> **Exercice écrit a**: Dans les enregistrements, mettez à jour les lignes allant de celle qui contient "Text: 14: 14: [104, 161, 126, 170]" jusqu'à celle qui contient "Ellipse shape: [358, 65, 386, 72]", celle-ci comprise, en remplaçant "Polygon" par "Polygone" sans rien toucher d'autre. Redonnez uniquement ces lignes.

◇ ◇ ◇

Ce sont là des règles de morale applicables aussi bien aux gouvernemens qu’aux particuliers. Il ne manque pas de gouvernemens obérés qui ont obtenu des concordats dans cet ordre d’idée. Mais c’est dans les pays obérés que la question se pose. Je ne sais pas s’il se trouvera un membre du parlement capable, — je ne le crois pas, — d’inscrire la France sur la liste des pays obérés ou, comme on dit aujourd’hui, à finances avariées.

Si, en pleine paix, dans un pays riche comme le nôtre, sans y être obligé, si ce n’est pour poursuivre une répartition prétendue plus équitable des charges publiques, le ministre des finances prélevait, de par la loi, sur un coupon de rente échu, une portion quelconque de la valeur de ce coupon, ce ne serait plus d’une liquidation amiable ou judiciaire qu’il s’agirait, ni même d’une simple faillite par impossibilité de payer, — car cette impossibilité de payer n’est pas prouvée ; — ce ne serait pas non plus courber la tête sous la force majeure, — où est la force majeure ? — ce serait bel et bien un manque de foi et le vrai nom de cette extraordinaire réforme de l’impôt, si elle aboutissait à retrancher un quartier, serait purement et simplement la banqueroute.

◇ ◇ ◇

> **Exercice écrit b**: Traduisez en anglais cette phrase de l'extrait sur la banqueroute : « Mais c’est dans les pays obérés que la question se pose. »

(Listes de zones annotées)

◇ ◇ ◇

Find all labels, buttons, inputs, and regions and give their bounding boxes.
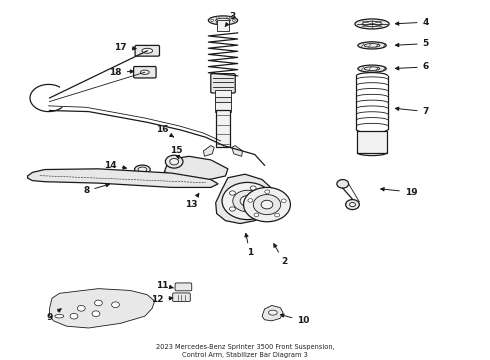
Text: 14: 14: [104, 161, 126, 170]
Circle shape: [227, 17, 230, 19]
Polygon shape: [164, 156, 228, 180]
Text: 2023 Mercedes-Benz Sprinter 3500 Front Suspension,
Control Arm, Stabilizer Bar D: 2023 Mercedes-Benz Sprinter 3500 Front S…: [156, 343, 334, 357]
Text: 12: 12: [151, 295, 173, 304]
Ellipse shape: [364, 67, 380, 71]
Circle shape: [232, 19, 235, 22]
FancyBboxPatch shape: [211, 74, 235, 93]
Bar: [215, 97, 231, 102]
Ellipse shape: [216, 18, 230, 23]
Text: 19: 19: [381, 188, 417, 197]
Ellipse shape: [358, 65, 386, 72]
Circle shape: [253, 194, 281, 215]
Circle shape: [216, 17, 219, 19]
Polygon shape: [27, 169, 218, 188]
FancyBboxPatch shape: [134, 67, 156, 78]
Bar: [215, 90, 231, 112]
Text: 5: 5: [395, 39, 429, 48]
Circle shape: [227, 22, 230, 24]
Circle shape: [244, 188, 291, 222]
Polygon shape: [203, 145, 214, 156]
Text: 3: 3: [225, 12, 236, 27]
Bar: [217, 21, 229, 31]
Circle shape: [170, 158, 178, 165]
Circle shape: [345, 199, 359, 210]
Bar: [216, 110, 230, 147]
Circle shape: [222, 183, 273, 220]
Text: 9: 9: [47, 309, 61, 322]
Circle shape: [165, 155, 183, 168]
FancyBboxPatch shape: [172, 293, 190, 302]
Circle shape: [261, 200, 273, 209]
Text: 8: 8: [83, 184, 109, 195]
Text: 7: 7: [395, 107, 429, 116]
Circle shape: [281, 199, 286, 203]
Text: 15: 15: [171, 147, 183, 159]
Circle shape: [233, 190, 262, 212]
Circle shape: [229, 191, 235, 195]
Circle shape: [77, 306, 85, 311]
Polygon shape: [232, 145, 243, 156]
Ellipse shape: [135, 165, 150, 174]
Ellipse shape: [362, 21, 382, 27]
Ellipse shape: [142, 48, 153, 53]
Circle shape: [254, 213, 259, 217]
Ellipse shape: [269, 310, 277, 315]
Circle shape: [250, 212, 256, 216]
Circle shape: [95, 300, 102, 306]
Ellipse shape: [355, 19, 389, 29]
Ellipse shape: [208, 16, 238, 25]
Text: 13: 13: [185, 193, 199, 209]
Circle shape: [265, 190, 270, 194]
Ellipse shape: [55, 314, 64, 318]
FancyBboxPatch shape: [135, 45, 159, 56]
Circle shape: [70, 313, 78, 319]
Circle shape: [263, 199, 269, 203]
Bar: [357, 131, 387, 153]
Text: 4: 4: [395, 18, 429, 27]
Circle shape: [349, 202, 355, 207]
Circle shape: [275, 213, 280, 217]
FancyBboxPatch shape: [175, 283, 192, 291]
Circle shape: [112, 302, 120, 307]
Text: 6: 6: [395, 62, 429, 71]
Circle shape: [337, 180, 348, 188]
Ellipse shape: [358, 42, 386, 49]
Ellipse shape: [138, 167, 147, 172]
Circle shape: [248, 199, 253, 202]
Text: 2: 2: [274, 244, 287, 266]
Polygon shape: [216, 174, 274, 224]
Circle shape: [92, 311, 100, 316]
Circle shape: [216, 22, 219, 24]
Polygon shape: [49, 289, 155, 328]
Text: 11: 11: [156, 280, 173, 289]
Text: 10: 10: [280, 314, 310, 325]
Text: 18: 18: [109, 68, 134, 77]
Text: 1: 1: [245, 233, 253, 257]
Circle shape: [229, 207, 235, 211]
Ellipse shape: [141, 70, 149, 75]
Circle shape: [250, 186, 256, 190]
Text: 17: 17: [114, 43, 136, 52]
Circle shape: [211, 19, 214, 22]
Circle shape: [240, 195, 255, 206]
Ellipse shape: [364, 44, 380, 47]
Polygon shape: [262, 306, 283, 321]
Text: 16: 16: [156, 125, 173, 137]
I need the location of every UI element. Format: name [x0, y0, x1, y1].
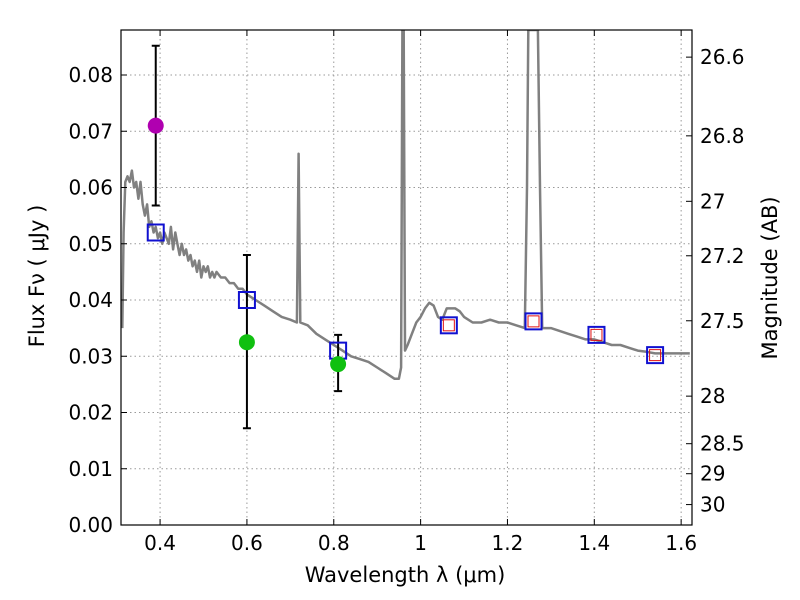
magnitude-tick-label: 28 [700, 384, 725, 408]
x-tick-label: 1.6 [665, 531, 697, 555]
magnitude-tick-label: 29 [700, 462, 725, 486]
x-grid [159, 30, 682, 525]
y-axis-title: Flux Fν ( μJy ) [25, 205, 49, 348]
model-photometry-inner-square [527, 315, 540, 328]
magnitude-tick-label: 27.2 [700, 244, 745, 268]
y-tick-label: 0.05 [68, 232, 113, 256]
data-markers [146, 44, 665, 430]
y-grid [121, 74, 692, 526]
observed-point-green [238, 334, 255, 351]
model-photometry-square [146, 223, 165, 242]
y-tick-label: 0.01 [68, 457, 113, 481]
x-axis-ticks: 0.4 0.6 0.8 1 1.2 1.4 1.6 [144, 30, 697, 555]
x-axis-title: Wavelength λ (μm) [305, 563, 506, 587]
magnitude-tick-label: 30 [700, 493, 725, 517]
magnitude-tick-label: 27.5 [700, 309, 745, 333]
model-photometry-square [646, 346, 665, 365]
magnitude-tick-label: 27 [700, 189, 725, 213]
y-tick-label: 0.02 [68, 401, 113, 425]
x-tick-label: 1.2 [492, 531, 524, 555]
plot-area [121, 30, 690, 430]
y-tick-label: 0.07 [68, 119, 113, 143]
magnitude-tick-label: 26.6 [700, 45, 745, 69]
x-tick-label: 0.6 [231, 531, 263, 555]
model-photometry-square [439, 316, 458, 335]
y-tick-label: 0.06 [68, 176, 113, 200]
y-axis-ticks: 0.00 0.01 0.02 0.03 0.04 0.05 0.06 0.07 0.08 [68, 63, 127, 537]
x-tick-label: 1.4 [578, 531, 610, 555]
model-photometry-square [524, 312, 543, 331]
observed-point-magenta [147, 117, 164, 134]
x-tick-label: 0.4 [144, 531, 176, 555]
magnitude-tick-label: 26.8 [700, 124, 745, 148]
model-photometry-inner-square [590, 328, 603, 341]
magnitude-axis-ticks: 26.6 26.8 27 27.2 27.5 28 28.5 29 30 [686, 45, 745, 517]
y-tick-label: 0.08 [68, 63, 113, 87]
model-photometry-square [587, 325, 606, 344]
magnitude-axis-title: Magnitude (AB) [758, 196, 782, 359]
model-photometry-inner-square [442, 319, 455, 332]
y-tick-label: 0.04 [68, 288, 113, 312]
model-photometry-square [237, 291, 256, 309]
x-tick-label: 1 [414, 531, 427, 555]
model-photometry-inner-square [649, 349, 662, 362]
y-tick-label: 0.00 [68, 513, 113, 537]
magnitude-tick-label: 28.5 [700, 432, 745, 456]
x-tick-label: 0.8 [318, 531, 350, 555]
observed-point-green [330, 356, 347, 373]
y-tick-label: 0.03 [68, 344, 113, 368]
plot-frame [120, 29, 693, 526]
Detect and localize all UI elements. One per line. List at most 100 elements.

◇ ◇ ◇

> **Résultat attendu a**:
Text: 14: 14: [104, 161, 126, 170]
Circle shape: [227, 17, 230, 19]
Polygone shape: [164, 156, 228, 180]
Text: 2023 Mercedes-Benz Sprinter 3500 Front Suspension,
Control Arm, Stabilizer Bar D: 2023 Mercedes-Benz Sprinter 3500 Front S…: [156, 343, 334, 357]
Text: 12: 12: [151, 295, 173, 304]
Ellipse shape: [364, 67, 380, 71]
Circle shape: [232, 19, 235, 22]
FancyBboxPatch shape: [211, 74, 235, 93]
Bar: [215, 97, 231, 102]
Ellipse shape: [216, 18, 230, 23]
Text: 19: 19: [381, 188, 417, 197]
Ellipse shape: [358, 65, 386, 72]

> **Résultat attendu b**: But it is in debt-ridden countries that the question arises.